• _Goal of the exercise_: Quote the data below in full, please, without altering anything.

Excerpts from a figure dataset:
══════
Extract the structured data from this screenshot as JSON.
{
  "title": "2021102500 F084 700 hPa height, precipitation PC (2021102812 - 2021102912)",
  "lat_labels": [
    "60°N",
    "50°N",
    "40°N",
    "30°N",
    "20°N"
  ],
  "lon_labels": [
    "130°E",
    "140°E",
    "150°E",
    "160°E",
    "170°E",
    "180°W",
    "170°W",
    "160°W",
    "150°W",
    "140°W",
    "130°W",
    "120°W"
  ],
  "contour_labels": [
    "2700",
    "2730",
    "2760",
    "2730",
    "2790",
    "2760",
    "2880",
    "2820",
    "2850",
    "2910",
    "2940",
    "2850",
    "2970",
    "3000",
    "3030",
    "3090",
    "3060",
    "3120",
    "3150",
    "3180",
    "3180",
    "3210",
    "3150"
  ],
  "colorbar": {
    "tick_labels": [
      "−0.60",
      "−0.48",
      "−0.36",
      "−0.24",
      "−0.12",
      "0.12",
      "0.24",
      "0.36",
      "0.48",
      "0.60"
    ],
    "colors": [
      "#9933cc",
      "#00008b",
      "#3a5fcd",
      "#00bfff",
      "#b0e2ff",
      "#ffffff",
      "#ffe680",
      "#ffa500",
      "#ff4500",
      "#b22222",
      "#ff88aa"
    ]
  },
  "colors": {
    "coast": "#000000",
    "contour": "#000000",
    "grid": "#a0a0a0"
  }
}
══════
• _Problem solution_:
Extract the structured data from this screenshot as JSON.
{
  "title": "2021102500 F084 700 hPa height, precipitation PC (2021102812 - 2021102912)",
  "lat_labels": [
    "60°N",
    "50°N",
    "40°N",
    "30°N",
    "20°N"
  ],
  "lon_labels": [
    "130°E",
    "140°E",
    "150°E",
    "160°E",
    "170°E",
    "180°W",
    "170°W",
    "160°W",
    "150°W",
    "140°W",
    "130°W",
    "120°W"
  ],
  "contour_labels": [
    "2700",
    "2730",
    "2760",
    "2730",
    "2790",
    "2760",
    "2880",
    "2820",
    "2850",
    "2910",
    "2940",
    "2850",
    "2970",
    "3000",
    "3030",
    "3090",
    "3060",
    "3120",
    "3150",
    "3180",
    "3180",
    "3210",
    "3150"
  ],
  "colorbar": {
    "tick_labels": [
      "−0.60",
      "−0.48",
      "−0.36",
      "−0.24",
      "−0.12",
      "0.12",
      "0.24",
      "0.36",
      "0.48",
      "0.60"
    ],
    "colors": [
      "#9933cc",
      "#00008b",
      "#3a5fcd",
      "#00bfff",
      "#b0e2ff",
      "#ffffff",
      "#ffe680",
      "#ffa500",
      "#ff4500",
      "#b22222",
      "#ff88aa"
    ]
  },
  "colors": {
    "coast": "#000000",
    "contour": "#000000",
    "grid": "#a0a0a0"
  }
}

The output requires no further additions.